- WHAT YOU WILL DO:
Your task is to print all of the data word for word.

- MATERIAL SHOWN:
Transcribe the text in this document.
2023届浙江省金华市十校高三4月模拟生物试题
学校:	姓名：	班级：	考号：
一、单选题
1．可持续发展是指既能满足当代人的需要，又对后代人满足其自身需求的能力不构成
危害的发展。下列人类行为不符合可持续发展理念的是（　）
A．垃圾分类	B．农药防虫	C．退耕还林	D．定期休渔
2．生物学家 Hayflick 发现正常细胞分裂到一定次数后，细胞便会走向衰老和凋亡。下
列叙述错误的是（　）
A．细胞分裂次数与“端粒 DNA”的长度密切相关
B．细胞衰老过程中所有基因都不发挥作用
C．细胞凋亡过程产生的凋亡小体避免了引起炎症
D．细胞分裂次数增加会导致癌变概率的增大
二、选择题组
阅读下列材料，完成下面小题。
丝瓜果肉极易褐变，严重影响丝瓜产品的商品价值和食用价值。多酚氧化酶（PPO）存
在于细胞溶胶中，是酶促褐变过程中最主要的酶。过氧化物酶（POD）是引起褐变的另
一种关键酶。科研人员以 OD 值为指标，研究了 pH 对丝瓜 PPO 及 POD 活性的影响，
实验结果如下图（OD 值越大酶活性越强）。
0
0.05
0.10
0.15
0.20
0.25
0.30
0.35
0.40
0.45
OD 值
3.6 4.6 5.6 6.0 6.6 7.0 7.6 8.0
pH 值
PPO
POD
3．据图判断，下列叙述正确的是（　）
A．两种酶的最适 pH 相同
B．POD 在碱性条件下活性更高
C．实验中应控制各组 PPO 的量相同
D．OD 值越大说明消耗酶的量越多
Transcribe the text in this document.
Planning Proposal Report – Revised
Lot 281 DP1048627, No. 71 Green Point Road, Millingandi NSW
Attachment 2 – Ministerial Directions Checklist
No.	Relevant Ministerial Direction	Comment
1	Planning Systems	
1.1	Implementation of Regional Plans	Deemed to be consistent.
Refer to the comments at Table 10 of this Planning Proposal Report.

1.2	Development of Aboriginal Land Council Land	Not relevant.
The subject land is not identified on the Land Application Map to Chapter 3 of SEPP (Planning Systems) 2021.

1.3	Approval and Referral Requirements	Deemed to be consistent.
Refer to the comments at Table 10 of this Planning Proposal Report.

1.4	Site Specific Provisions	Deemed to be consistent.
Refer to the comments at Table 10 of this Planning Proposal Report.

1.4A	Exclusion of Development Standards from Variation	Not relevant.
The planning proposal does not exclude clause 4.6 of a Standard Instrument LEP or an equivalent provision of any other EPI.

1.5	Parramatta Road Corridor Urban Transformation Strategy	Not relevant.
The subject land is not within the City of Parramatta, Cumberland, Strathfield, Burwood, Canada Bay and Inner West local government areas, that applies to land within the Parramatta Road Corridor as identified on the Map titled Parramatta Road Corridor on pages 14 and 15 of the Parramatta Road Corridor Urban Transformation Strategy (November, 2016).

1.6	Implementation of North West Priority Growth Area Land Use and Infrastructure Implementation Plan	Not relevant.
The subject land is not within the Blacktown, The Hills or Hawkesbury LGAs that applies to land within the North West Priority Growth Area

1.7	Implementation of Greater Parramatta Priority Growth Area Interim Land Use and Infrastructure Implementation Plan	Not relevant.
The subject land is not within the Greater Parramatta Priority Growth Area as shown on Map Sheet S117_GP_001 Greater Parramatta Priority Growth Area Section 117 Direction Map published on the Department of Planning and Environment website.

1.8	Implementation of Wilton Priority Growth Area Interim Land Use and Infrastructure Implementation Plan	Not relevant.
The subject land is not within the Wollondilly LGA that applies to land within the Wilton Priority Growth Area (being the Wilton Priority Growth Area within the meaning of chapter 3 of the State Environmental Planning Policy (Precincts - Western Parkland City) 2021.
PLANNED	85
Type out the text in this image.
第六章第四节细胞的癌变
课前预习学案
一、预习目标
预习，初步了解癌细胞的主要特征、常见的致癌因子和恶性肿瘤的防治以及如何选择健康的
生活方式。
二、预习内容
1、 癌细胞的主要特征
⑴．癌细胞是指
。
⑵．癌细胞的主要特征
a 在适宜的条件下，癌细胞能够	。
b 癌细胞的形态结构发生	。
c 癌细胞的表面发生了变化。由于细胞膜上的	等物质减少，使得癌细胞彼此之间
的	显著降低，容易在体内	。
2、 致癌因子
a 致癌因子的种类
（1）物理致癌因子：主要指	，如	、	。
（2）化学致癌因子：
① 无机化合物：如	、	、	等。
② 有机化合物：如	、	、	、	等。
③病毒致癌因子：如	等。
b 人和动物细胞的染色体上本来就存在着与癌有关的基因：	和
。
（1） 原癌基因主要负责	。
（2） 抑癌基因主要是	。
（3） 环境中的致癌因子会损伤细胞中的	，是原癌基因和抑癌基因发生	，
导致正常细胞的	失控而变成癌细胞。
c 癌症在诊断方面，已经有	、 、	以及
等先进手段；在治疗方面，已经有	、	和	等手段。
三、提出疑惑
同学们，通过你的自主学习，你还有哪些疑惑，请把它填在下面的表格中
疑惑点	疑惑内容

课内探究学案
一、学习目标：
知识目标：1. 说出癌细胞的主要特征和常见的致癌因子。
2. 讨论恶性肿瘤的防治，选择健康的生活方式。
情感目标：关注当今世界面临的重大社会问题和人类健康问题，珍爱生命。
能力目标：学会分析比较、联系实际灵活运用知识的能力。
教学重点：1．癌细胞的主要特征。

- FINAL ANSWER:
Transcribe the text in this document.
2023届浙江省金华市十校高三4月模拟生物试题
学校:	姓名：	班级：	考号：
一、单选题
1．可持续发展是指既能满足当代人的需要，又对后代人满足其自身需求的能力不构成
危害的发展。下列人类行为不符合可持续发展理念的是（　）
A．垃圾分类	B．农药防虫	C．退耕还林	D．定期休渔
2．生物学家 Hayflick 发现正常细胞分裂到一定次数后，细胞便会走向衰老和凋亡。下
列叙述错误的是（　）
A．细胞分裂次数与“端粒 DNA”的长度密切相关
B．细胞衰老过程中所有基因都不发挥作用
C．细胞凋亡过程产生的凋亡小体避免了引起炎症
D．细胞分裂次数增加会导致癌变概率的增大
二、选择题组
阅读下列材料，完成下面小题。
丝瓜果肉极易褐变，严重影响丝瓜产品的商品价值和食用价值。多酚氧化酶（PPO）存
在于细胞溶胶中，是酶促褐变过程中最主要的酶。过氧化物酶（POD）是引起褐变的另
一种关键酶。科研人员以 OD 值为指标，研究了 pH 对丝瓜 PPO 及 POD 活性的影响，
实验结果如下图（OD 值越大酶活性越强）。
0
0.05
0.10
0.15
0.20
0.25
0.30
0.35
0.40
0.45
OD 值
3.6 4.6 5.6 6.0 6.6 7.0 7.6 8.0
pH 值
PPO
POD
3．据图判断，下列叙述正确的是（　）
A．两种酶的最适 pH 相同
B．POD 在碱性条件下活性更高
C．实验中应控制各组 PPO 的量相同
D．OD 值越大说明消耗酶的量越多
Transcribe the text in this document.
Planning Proposal Report – Revised
Lot 281 DP1048627, No. 71 Green Point Road, Millingandi NSW
Attachment 2 – Ministerial Directions Checklist
No.	Relevant Ministerial Direction	Comment
1	Planning Systems	
1.1	Implementation of Regional Plans	Deemed to be consistent.
Refer to the comments at Table 10 of this Planning Proposal Report.

1.2	Development of Aboriginal Land Council Land	Not relevant.
The subject land is not identified on the Land Application Map to Chapter 3 of SEPP (Planning Systems) 2021.

1.3	Approval and Referral Requirements	Deemed to be consistent.
Refer to the comments at Table 10 of this Planning Proposal Report.

1.4	Site Specific Provisions	Deemed to be consistent.
Refer to the comments at Table 10 of this Planning Proposal Report.

1.4A	Exclusion of Development Standards from Variation	Not relevant.
The planning proposal does not exclude clause 4.6 of a Standard Instrument LEP or an equivalent provision of any other EPI.

1.5	Parramatta Road Corridor Urban Transformation Strategy	Not relevant.
The subject land is not within the City of Parramatta, Cumberland, Strathfield, Burwood, Canada Bay and Inner West local government areas, that applies to land within the Parramatta Road Corridor as identified on the Map titled Parramatta Road Corridor on pages 14 and 15 of the Parramatta Road Corridor Urban Transformation Strategy (November, 2016).

1.6	Implementation of North West Priority Growth Area Land Use and Infrastructure Implementation Plan	Not relevant.
The subject land is not within the Blacktown, The Hills or Hawkesbury LGAs that applies to land within the North West Priority Growth Area

1.7	Implementation of Greater Parramatta Priority Growth Area Interim Land Use and Infrastructure Implementation Plan	Not relevant.
The subject land is not within the Greater Parramatta Priority Growth Area as shown on Map Sheet S117_GP_001 Greater Parramatta Priority Growth Area Section 117 Direction Map published on the Department of Planning and Environment website.

1.8	Implementation of Wilton Priority Growth Area Interim Land Use and Infrastructure Implementation Plan	Not relevant.
The subject land is not within the Wollondilly LGA that applies to land within the Wilton Priority Growth Area (being the Wilton Priority Growth Area within the meaning of chapter 3 of the State Environmental Planning Policy (Precincts - Western Parkland City) 2021.
PLANNED	85
Type out the text in this image.
第六章第四节细胞的癌变
课前预习学案
一、预习目标
预习，初步了解癌细胞的主要特征、常见的致癌因子和恶性肿瘤的防治以及如何选择健康的
生活方式。
二、预习内容
1、 癌细胞的主要特征
⑴．癌细胞是指
。
⑵．癌细胞的主要特征
a 在适宜的条件下，癌细胞能够	。
b 癌细胞的形态结构发生	。
c 癌细胞的表面发生了变化。由于细胞膜上的	等物质减少，使得癌细胞彼此之间
的	显著降低，容易在体内	。
2、 致癌因子
a 致癌因子的种类
（1）物理致癌因子：主要指	，如	、	。
（2）化学致癌因子：
① 无机化合物：如	、	、	等。
② 有机化合物：如	、	、	、	等。
③病毒致癌因子：如	等。
b 人和动物细胞的染色体上本来就存在着与癌有关的基因：	和
。
（1） 原癌基因主要负责	。
（2） 抑癌基因主要是	。
（3） 环境中的致癌因子会损伤细胞中的	，是原癌基因和抑癌基因发生	，
导致正常细胞的	失控而变成癌细胞。
c 癌症在诊断方面，已经有	、 、	以及
等先进手段；在治疗方面，已经有	、	和	等手段。
三、提出疑惑
同学们，通过你的自主学习，你还有哪些疑惑，请把它填在下面的表格中
疑惑点	疑惑内容

课内探究学案
一、学习目标：
知识目标：1. 说出癌细胞的主要特征和常见的致癌因子。
2. 讨论恶性肿瘤的防治，选择健康的生活方式。
情感目标：关注当今世界面临的重大社会问题和人类健康问题，珍爱生命。
能力目标：学会分析比较、联系实际灵活运用知识的能力。
教学重点：1．癌细胞的主要特征。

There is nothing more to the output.